Material to process
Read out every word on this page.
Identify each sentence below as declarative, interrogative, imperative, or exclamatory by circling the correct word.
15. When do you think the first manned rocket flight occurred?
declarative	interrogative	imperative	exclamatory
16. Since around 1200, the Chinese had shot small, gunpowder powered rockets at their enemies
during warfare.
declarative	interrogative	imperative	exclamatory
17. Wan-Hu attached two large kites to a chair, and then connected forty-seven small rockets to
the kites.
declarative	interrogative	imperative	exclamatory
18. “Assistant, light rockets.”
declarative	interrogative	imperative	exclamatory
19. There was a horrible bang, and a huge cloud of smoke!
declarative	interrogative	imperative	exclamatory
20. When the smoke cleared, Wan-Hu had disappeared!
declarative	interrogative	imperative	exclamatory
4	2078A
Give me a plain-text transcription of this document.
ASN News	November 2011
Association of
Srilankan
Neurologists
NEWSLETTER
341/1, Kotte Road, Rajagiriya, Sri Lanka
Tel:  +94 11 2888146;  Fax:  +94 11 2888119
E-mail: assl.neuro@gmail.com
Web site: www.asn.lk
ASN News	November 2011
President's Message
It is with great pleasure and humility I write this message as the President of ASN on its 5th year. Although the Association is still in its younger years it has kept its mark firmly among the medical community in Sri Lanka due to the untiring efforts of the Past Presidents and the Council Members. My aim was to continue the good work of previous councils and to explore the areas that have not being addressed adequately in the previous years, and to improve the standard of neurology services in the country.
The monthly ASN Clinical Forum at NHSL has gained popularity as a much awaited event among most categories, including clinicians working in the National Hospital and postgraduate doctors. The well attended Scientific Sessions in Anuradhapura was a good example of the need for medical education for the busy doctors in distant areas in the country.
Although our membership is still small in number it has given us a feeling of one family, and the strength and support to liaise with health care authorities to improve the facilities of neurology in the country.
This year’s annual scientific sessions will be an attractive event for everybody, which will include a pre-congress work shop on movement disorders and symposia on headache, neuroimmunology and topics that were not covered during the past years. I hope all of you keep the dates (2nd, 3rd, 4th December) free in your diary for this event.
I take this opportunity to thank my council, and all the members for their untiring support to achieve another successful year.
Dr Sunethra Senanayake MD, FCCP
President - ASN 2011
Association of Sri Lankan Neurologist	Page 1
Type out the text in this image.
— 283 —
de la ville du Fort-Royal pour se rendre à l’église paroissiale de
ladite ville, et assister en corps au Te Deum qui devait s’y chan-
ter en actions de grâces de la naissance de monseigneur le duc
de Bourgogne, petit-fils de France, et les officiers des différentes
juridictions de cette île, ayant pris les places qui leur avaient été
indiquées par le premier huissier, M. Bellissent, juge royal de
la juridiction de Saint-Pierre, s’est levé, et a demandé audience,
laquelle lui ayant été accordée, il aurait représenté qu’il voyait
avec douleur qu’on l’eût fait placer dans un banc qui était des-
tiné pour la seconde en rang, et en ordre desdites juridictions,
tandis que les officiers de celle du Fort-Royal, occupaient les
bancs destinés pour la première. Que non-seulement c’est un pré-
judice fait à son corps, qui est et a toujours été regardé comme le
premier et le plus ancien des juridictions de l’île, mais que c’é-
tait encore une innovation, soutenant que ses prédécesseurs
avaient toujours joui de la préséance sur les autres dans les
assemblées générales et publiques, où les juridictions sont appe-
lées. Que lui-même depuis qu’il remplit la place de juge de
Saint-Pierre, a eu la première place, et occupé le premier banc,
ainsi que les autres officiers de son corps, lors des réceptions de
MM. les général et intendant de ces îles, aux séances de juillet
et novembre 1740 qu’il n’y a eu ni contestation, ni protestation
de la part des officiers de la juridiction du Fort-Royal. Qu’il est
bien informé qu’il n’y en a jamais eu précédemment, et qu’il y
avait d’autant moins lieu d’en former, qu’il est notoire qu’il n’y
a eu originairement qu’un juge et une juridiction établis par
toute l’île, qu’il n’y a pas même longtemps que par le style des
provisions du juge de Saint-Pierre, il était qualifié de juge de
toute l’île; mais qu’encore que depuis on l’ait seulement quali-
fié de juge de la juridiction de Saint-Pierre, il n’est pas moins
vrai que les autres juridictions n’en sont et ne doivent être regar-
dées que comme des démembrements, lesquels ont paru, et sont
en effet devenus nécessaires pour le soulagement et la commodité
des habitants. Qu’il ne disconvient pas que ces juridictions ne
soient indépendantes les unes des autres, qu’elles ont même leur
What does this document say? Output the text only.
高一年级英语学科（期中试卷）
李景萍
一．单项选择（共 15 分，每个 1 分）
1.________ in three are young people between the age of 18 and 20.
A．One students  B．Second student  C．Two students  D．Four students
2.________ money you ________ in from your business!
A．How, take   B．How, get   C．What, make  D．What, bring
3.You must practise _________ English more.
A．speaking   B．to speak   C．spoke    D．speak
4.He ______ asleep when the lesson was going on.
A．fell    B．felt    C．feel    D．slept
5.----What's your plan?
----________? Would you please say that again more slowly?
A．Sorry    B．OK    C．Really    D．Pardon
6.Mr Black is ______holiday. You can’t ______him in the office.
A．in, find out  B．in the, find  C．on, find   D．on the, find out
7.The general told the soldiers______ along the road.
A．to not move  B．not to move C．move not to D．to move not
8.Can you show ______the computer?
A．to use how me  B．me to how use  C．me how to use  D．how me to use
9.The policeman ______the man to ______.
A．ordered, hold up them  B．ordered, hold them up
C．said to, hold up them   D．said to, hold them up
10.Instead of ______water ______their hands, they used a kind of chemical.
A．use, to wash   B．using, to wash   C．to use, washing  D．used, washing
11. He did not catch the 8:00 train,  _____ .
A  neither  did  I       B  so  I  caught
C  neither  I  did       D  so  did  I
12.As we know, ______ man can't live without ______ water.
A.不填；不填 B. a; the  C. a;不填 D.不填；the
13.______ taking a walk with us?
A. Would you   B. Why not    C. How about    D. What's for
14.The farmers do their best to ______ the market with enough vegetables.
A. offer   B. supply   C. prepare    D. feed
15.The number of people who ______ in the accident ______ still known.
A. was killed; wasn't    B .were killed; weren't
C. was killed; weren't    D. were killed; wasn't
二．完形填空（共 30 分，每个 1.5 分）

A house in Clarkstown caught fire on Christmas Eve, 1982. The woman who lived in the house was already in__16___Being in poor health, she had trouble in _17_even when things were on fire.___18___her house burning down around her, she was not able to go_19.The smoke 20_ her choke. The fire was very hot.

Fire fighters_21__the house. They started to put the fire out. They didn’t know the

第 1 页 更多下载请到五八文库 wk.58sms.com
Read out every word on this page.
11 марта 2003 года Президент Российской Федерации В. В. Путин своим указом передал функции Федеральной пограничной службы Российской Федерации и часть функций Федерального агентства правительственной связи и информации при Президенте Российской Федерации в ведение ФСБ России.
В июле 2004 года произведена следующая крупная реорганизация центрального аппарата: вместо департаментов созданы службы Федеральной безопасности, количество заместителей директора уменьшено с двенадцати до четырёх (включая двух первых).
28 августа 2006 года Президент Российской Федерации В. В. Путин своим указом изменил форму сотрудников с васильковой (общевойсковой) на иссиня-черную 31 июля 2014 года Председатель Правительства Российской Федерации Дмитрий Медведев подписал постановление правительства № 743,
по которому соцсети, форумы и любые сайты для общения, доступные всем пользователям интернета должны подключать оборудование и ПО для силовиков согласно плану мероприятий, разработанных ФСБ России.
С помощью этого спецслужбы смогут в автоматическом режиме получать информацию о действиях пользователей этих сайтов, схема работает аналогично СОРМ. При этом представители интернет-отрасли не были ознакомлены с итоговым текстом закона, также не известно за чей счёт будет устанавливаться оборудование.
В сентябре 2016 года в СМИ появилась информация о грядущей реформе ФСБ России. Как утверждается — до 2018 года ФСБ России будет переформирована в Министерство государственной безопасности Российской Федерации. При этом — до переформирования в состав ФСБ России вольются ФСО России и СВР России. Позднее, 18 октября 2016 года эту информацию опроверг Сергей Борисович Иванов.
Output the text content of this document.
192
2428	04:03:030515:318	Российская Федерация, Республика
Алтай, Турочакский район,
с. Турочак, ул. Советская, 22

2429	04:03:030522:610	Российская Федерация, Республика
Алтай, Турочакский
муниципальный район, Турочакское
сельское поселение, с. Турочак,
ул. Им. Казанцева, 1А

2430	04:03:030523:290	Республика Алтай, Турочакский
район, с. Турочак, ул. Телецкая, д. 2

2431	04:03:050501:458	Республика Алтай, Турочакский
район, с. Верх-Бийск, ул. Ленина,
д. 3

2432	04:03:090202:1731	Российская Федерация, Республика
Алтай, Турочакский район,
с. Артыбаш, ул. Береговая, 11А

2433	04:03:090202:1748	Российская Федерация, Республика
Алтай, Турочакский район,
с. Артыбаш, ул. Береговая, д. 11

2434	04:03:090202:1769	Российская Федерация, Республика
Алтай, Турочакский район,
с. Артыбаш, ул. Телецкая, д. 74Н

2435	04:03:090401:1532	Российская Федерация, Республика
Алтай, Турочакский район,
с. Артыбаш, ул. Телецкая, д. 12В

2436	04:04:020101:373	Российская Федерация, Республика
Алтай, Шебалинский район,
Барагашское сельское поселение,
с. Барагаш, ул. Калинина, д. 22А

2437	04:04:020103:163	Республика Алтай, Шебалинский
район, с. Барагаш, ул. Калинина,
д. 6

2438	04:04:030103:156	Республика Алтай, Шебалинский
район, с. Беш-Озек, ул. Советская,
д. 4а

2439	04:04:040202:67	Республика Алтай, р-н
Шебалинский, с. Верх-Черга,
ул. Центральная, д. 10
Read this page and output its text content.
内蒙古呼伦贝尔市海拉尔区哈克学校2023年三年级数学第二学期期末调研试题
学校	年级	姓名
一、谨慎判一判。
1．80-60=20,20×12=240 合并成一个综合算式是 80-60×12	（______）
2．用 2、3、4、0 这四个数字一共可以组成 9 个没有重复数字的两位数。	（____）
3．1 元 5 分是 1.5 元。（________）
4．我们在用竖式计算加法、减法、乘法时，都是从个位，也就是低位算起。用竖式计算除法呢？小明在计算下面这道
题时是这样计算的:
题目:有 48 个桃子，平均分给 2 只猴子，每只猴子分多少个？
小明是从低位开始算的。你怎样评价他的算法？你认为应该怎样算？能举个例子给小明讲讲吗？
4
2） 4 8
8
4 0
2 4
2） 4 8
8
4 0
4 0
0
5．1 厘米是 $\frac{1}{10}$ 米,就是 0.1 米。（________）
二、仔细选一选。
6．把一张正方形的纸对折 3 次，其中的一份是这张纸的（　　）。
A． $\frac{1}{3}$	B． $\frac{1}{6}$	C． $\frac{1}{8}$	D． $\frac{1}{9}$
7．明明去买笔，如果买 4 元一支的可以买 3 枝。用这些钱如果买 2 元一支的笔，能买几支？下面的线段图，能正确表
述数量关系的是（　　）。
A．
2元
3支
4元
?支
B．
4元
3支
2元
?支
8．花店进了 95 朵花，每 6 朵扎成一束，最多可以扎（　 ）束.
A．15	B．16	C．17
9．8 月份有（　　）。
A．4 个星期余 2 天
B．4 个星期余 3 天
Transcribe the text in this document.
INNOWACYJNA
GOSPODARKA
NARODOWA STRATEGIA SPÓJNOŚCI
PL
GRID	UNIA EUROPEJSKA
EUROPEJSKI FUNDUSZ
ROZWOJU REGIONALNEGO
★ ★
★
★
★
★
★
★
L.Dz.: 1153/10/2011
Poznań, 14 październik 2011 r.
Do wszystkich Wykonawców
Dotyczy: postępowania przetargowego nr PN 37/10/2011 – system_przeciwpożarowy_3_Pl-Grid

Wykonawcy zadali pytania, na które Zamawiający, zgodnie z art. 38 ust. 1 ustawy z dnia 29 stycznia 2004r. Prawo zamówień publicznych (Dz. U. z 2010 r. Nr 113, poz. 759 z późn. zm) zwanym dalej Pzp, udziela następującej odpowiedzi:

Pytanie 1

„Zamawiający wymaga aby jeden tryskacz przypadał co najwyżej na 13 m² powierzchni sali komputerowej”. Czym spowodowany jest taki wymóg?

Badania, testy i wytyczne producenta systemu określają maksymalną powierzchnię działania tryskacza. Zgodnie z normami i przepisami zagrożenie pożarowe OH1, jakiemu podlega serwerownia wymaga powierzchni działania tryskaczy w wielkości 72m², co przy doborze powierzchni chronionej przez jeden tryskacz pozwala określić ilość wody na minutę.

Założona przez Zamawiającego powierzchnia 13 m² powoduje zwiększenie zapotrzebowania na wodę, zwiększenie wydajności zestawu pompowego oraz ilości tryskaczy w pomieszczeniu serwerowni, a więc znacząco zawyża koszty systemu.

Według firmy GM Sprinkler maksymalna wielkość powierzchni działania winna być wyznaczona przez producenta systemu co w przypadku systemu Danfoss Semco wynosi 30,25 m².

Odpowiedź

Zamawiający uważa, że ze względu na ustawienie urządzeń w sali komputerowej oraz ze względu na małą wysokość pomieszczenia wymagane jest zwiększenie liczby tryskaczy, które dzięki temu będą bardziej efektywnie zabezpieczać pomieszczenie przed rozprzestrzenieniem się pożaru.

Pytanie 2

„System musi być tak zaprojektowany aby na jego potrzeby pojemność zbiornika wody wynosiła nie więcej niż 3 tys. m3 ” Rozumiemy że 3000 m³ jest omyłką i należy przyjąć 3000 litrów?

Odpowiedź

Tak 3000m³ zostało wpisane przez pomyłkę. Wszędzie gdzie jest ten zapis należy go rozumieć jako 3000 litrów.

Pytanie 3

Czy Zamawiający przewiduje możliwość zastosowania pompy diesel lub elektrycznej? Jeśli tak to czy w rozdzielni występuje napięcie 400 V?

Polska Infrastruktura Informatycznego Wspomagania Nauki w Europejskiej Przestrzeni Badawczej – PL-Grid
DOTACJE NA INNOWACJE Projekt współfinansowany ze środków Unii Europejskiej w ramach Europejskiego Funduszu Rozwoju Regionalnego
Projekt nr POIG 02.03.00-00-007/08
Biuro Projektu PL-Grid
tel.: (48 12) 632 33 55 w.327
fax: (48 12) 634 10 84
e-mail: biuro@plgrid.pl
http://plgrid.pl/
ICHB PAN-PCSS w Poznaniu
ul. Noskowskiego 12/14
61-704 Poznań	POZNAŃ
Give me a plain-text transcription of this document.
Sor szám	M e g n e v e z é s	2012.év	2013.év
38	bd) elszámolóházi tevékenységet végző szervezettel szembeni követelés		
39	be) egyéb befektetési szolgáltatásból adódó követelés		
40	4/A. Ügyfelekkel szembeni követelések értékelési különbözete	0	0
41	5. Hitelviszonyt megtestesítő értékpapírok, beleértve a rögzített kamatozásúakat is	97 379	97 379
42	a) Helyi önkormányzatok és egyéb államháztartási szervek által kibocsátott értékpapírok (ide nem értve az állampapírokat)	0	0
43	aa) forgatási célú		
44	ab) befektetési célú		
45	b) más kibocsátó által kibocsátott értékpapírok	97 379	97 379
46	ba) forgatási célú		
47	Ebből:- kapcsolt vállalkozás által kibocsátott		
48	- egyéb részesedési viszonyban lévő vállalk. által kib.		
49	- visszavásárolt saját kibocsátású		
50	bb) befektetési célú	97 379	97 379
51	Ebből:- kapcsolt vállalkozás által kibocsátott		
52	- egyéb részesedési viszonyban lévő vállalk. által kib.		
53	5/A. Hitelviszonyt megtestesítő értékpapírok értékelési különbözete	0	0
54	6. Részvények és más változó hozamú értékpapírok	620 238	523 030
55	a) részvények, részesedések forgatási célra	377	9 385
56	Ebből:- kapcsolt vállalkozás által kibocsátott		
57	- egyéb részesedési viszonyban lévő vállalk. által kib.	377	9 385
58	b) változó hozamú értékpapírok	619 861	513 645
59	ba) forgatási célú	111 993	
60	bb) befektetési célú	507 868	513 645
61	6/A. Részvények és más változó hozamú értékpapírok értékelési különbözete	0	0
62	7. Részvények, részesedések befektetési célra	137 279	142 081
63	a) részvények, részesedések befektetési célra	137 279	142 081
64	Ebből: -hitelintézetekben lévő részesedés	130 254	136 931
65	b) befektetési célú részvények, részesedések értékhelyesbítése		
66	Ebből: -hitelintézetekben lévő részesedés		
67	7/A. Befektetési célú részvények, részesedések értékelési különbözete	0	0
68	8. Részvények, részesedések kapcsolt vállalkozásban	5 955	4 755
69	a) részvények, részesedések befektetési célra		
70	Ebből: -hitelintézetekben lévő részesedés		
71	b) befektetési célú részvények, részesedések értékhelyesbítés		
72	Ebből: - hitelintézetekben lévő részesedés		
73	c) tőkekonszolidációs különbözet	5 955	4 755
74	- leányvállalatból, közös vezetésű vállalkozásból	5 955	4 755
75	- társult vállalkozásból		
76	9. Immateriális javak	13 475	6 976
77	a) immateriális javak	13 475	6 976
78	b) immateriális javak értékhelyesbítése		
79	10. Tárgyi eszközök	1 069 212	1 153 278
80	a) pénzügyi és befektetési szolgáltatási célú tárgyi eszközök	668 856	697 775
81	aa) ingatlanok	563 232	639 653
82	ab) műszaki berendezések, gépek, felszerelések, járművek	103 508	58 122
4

The request
Show each line holding the word "vállalkozásból".

The response
74	- leányvállalatból, közös vezetésű vállalkozásból	5 955	4 755
75	- társult vállalkozásból		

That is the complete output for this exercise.